**GIVEN REQUEST:** Spot every line with the word "กการสอบค" and return it.

# Start of THE INPUT

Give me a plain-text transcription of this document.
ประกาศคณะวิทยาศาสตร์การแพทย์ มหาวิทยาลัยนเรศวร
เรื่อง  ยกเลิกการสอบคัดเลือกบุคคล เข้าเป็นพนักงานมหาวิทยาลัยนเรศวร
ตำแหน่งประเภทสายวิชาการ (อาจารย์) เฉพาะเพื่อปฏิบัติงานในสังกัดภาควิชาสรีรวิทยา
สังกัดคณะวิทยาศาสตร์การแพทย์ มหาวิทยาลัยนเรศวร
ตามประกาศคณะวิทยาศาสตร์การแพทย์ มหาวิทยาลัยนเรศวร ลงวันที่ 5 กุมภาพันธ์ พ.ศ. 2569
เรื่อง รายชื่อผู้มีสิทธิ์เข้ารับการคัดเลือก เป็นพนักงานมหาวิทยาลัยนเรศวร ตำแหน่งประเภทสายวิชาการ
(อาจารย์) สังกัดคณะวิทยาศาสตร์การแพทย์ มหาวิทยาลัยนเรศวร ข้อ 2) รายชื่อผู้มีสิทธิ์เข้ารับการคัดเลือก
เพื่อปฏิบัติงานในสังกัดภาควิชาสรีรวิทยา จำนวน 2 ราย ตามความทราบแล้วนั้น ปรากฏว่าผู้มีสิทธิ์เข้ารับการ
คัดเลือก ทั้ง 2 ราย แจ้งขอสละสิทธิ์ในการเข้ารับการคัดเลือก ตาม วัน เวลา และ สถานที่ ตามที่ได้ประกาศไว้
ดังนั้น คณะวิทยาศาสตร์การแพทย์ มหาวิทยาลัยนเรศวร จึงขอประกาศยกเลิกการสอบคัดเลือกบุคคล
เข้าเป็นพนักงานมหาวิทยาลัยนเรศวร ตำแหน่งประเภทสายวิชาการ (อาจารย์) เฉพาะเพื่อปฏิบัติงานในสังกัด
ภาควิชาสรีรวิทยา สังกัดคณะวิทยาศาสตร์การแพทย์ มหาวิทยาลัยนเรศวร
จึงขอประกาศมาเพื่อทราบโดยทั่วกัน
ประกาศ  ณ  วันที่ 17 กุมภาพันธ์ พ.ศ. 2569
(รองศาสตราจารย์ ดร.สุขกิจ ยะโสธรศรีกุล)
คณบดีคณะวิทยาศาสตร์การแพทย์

# End of THE INPUT

**FINAL RESULT:**
เรื่อง  ยกเลิกการสอบคัดเลือกบุคคล เข้าเป็นพนักงานมหาวิทยาลัยนเรศวร
ดังนั้น คณะวิทยาศาสตร์การแพทย์ มหาวิทยาลัยนเรศวร จึงขอประกาศยกเลิกการสอบคัดเลือกบุคคล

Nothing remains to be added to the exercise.